REQUIREMENTS: Reproduce the rows word for word, starting at the first row and ending at the row that contains "calc-line: Divide by".

[A block of data]
————
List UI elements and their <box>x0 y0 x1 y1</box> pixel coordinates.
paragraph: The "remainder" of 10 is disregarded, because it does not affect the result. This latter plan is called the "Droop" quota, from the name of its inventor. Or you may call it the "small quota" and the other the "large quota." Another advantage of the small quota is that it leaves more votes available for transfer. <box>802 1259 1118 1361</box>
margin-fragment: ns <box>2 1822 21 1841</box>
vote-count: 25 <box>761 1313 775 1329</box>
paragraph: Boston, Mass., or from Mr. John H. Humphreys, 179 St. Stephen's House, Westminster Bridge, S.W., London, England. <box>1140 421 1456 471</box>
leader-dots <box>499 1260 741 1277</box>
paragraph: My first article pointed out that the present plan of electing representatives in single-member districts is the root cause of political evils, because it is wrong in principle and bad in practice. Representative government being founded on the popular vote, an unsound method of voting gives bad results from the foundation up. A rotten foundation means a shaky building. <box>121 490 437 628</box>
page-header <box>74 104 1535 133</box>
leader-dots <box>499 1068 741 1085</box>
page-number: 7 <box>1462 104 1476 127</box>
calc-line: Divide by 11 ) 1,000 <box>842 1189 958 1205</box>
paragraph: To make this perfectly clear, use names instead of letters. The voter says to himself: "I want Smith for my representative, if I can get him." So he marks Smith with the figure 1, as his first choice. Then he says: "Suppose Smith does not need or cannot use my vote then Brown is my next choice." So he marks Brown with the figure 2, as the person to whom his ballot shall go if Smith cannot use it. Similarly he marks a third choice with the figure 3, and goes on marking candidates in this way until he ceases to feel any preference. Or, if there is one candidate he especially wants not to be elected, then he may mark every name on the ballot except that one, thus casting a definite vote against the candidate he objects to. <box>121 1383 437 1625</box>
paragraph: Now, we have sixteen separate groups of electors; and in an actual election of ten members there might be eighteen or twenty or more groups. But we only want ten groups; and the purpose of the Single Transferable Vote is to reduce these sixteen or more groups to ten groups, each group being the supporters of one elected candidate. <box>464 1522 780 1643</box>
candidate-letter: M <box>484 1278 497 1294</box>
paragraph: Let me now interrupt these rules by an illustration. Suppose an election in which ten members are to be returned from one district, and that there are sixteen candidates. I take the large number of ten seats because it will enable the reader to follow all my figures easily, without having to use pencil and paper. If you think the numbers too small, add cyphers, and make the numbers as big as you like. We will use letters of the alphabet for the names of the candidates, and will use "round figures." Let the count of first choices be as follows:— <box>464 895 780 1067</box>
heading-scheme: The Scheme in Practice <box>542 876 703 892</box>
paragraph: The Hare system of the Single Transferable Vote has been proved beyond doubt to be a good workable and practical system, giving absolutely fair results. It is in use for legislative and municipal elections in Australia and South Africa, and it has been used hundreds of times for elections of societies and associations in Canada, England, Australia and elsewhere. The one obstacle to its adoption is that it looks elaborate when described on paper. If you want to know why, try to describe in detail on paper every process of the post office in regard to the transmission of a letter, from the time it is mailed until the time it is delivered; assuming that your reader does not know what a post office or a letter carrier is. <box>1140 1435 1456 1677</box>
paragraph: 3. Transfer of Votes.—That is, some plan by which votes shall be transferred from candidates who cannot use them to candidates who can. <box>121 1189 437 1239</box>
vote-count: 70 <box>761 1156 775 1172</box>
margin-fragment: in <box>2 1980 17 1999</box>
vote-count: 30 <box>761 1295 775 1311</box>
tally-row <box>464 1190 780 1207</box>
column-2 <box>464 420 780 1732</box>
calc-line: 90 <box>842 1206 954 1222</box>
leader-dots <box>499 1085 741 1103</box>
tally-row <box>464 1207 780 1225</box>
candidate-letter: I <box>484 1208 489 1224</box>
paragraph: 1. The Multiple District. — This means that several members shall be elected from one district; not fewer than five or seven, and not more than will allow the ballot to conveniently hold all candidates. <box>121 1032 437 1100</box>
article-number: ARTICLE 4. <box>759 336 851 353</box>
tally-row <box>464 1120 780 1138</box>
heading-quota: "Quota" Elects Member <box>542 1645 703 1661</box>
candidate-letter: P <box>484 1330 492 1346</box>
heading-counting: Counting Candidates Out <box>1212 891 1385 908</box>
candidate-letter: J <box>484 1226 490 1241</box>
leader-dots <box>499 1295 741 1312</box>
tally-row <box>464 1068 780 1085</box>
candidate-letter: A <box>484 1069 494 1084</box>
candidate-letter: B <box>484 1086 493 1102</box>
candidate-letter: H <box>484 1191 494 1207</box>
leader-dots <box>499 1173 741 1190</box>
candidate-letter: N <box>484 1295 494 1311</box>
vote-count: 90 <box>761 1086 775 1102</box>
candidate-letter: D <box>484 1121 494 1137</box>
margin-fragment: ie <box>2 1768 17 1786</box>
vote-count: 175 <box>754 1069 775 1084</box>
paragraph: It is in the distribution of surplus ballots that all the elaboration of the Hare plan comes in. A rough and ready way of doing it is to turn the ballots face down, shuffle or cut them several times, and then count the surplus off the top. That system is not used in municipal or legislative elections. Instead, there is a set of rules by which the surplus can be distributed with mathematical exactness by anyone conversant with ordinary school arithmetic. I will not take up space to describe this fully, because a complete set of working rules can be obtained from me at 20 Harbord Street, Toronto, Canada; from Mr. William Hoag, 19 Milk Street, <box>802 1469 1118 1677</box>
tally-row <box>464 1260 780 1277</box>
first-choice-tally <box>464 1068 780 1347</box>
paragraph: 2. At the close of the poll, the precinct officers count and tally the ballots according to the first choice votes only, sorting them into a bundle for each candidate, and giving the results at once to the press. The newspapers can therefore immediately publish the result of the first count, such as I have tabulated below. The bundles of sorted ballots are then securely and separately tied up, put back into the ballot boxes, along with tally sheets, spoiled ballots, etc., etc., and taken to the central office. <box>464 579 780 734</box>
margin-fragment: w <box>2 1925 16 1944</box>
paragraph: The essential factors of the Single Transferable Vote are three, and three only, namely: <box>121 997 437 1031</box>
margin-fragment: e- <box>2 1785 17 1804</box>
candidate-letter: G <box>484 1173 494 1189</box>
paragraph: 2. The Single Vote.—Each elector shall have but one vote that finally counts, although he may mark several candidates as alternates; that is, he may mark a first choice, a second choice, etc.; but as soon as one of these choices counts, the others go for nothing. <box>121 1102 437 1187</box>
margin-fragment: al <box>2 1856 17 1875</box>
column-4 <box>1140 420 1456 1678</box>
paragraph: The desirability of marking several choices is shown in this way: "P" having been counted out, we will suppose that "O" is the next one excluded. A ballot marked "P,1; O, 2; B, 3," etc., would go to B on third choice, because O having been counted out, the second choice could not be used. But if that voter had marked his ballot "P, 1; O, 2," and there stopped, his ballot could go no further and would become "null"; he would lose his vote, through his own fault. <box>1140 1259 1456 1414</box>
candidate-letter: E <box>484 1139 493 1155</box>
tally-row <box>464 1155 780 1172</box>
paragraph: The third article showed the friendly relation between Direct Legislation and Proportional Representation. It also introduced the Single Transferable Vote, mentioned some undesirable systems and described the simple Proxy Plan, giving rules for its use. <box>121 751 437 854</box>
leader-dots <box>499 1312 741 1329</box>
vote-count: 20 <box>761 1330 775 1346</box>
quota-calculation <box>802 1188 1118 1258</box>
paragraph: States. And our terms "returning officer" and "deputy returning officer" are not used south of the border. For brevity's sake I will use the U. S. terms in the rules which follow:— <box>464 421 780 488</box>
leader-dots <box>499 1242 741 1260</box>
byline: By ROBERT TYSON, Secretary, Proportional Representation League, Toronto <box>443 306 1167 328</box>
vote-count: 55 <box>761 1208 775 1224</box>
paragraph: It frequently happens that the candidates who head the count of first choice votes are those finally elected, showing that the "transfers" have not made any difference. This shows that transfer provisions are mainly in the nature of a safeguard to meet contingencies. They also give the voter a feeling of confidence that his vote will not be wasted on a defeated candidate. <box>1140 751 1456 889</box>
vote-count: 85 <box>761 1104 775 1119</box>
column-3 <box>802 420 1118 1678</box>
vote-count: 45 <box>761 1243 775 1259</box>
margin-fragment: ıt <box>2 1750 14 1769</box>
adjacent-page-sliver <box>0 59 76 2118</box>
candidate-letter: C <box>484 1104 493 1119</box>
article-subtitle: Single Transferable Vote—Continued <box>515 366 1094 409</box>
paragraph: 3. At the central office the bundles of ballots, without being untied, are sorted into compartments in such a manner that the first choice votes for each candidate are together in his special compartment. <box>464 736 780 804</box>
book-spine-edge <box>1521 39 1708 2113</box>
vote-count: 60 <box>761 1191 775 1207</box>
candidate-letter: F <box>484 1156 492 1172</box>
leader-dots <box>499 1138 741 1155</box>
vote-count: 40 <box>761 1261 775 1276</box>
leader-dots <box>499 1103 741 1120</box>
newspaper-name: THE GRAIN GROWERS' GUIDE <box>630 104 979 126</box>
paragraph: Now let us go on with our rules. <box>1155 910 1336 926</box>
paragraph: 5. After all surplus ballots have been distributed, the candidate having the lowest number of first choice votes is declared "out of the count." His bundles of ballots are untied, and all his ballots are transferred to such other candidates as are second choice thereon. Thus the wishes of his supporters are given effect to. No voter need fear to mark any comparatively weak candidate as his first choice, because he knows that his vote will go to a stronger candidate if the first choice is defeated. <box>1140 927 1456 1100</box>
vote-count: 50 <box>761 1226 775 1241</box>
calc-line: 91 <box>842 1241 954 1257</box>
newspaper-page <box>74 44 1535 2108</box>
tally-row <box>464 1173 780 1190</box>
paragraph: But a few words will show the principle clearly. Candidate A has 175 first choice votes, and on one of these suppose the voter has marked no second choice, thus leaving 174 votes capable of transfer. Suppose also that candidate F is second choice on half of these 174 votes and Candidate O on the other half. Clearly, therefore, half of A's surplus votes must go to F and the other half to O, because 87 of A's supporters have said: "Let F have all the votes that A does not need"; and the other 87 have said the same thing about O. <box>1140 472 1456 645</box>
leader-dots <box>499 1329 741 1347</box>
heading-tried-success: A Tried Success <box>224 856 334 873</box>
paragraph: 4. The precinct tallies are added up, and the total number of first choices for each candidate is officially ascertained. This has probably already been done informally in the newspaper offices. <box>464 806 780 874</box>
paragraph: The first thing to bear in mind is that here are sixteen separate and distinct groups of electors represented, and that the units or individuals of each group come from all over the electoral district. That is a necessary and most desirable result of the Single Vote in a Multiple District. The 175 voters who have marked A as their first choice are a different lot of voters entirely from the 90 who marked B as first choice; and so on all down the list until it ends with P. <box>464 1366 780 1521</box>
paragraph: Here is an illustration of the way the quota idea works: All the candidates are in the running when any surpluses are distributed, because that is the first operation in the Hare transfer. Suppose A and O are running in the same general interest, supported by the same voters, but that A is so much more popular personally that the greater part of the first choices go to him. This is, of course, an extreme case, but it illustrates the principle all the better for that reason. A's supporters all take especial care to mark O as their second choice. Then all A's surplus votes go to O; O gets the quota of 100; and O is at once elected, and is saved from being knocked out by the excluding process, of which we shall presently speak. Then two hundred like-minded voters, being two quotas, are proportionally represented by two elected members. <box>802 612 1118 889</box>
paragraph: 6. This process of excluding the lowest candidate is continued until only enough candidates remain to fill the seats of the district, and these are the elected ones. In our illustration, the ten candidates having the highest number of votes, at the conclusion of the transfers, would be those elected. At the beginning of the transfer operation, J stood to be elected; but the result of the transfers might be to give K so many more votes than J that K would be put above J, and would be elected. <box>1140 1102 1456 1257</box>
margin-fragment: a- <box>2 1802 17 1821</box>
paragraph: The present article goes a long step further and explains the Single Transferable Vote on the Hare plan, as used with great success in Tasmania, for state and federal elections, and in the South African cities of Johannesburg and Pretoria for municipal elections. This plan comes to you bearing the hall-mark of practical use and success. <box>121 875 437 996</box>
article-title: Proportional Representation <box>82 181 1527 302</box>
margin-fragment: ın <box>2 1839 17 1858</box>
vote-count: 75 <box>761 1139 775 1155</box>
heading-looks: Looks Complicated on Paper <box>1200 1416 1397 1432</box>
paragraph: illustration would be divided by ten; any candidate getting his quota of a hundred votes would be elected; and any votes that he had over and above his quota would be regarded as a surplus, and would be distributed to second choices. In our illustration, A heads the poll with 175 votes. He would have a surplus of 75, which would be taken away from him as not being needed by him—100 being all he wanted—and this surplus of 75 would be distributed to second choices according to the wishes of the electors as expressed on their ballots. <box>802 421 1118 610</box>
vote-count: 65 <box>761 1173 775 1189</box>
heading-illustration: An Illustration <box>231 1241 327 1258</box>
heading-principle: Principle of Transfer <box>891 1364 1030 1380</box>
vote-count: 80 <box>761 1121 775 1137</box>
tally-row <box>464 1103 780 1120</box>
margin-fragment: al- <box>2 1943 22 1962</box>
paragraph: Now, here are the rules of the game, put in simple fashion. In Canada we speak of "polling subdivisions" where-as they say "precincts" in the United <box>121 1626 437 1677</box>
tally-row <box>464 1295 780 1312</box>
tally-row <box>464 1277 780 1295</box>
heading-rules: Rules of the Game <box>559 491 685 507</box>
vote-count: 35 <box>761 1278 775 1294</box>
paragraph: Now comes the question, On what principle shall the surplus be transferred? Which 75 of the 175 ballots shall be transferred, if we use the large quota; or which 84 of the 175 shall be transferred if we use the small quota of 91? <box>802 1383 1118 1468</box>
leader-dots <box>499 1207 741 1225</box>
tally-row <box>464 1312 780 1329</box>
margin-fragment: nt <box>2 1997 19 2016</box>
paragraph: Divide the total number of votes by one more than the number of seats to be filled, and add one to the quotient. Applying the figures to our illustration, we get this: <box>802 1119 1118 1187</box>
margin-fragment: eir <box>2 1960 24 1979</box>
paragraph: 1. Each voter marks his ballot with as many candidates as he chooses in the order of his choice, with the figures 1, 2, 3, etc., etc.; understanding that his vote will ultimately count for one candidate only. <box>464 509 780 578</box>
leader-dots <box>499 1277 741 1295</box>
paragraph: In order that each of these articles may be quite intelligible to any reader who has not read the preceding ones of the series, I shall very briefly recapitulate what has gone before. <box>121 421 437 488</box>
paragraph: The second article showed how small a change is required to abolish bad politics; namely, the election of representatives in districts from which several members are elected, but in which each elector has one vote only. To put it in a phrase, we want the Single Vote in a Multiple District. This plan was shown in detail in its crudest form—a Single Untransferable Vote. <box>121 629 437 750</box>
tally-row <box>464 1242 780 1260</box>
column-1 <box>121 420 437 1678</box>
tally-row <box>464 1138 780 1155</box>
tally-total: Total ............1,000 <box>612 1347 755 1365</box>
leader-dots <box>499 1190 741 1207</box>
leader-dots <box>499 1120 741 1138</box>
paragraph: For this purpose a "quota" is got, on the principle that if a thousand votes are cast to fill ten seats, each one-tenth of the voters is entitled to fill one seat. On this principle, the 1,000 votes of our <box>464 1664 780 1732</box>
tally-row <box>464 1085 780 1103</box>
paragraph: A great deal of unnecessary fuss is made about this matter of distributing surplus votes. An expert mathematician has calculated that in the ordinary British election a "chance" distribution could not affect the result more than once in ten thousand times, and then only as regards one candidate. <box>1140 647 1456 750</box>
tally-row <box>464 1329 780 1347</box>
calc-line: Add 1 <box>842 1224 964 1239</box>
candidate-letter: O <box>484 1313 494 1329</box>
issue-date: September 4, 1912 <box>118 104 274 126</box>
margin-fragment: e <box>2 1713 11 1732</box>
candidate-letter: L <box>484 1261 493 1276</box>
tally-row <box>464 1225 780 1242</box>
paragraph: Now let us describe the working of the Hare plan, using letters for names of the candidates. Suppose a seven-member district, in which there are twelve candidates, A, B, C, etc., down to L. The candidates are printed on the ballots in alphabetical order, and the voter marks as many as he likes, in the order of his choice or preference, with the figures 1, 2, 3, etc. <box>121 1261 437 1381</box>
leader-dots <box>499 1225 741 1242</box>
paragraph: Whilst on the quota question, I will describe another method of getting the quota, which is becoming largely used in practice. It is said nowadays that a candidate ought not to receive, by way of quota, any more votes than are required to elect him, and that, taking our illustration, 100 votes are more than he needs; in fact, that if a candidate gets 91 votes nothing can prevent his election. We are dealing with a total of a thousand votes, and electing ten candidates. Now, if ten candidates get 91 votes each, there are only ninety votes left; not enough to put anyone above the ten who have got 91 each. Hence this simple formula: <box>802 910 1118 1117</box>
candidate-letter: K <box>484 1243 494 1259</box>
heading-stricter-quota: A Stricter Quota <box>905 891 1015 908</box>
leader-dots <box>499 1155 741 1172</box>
————
TASK OUTPUT:
List UI elements and their <box>x0 y0 x1 y1</box> pixel coordinates.
paragraph: The "remainder" of 10 is disregarded, because it does not affect the result. This latter plan is called the "Droop" quota, from the name of its inventor. Or you may call it the "small quota" and the other the "large quota." Another advantage of the small quota is that it leaves more votes available for transfer. <box>802 1259 1118 1361</box>
margin-fragment: ns <box>2 1822 21 1841</box>
vote-count: 25 <box>761 1313 775 1329</box>
paragraph: Boston, Mass., or from Mr. John H. Humphreys, 179 St. Stephen's House, Westminster Bridge, S.W., London, England. <box>1140 421 1456 471</box>
leader-dots <box>499 1260 741 1277</box>
paragraph: My first article pointed out that the present plan of electing representatives in single-member districts is the root cause of political evils, because it is wrong in principle and bad in practice. Representative government being founded on the popular vote, an unsound method of voting gives bad results from the foundation up. A rotten foundation means a shaky building. <box>121 490 437 628</box>
page-header <box>74 104 1535 133</box>
leader-dots <box>499 1068 741 1085</box>
page-number: 7 <box>1462 104 1476 127</box>
calc-line: Divide by 11 ) 1,000 <box>842 1189 958 1205</box>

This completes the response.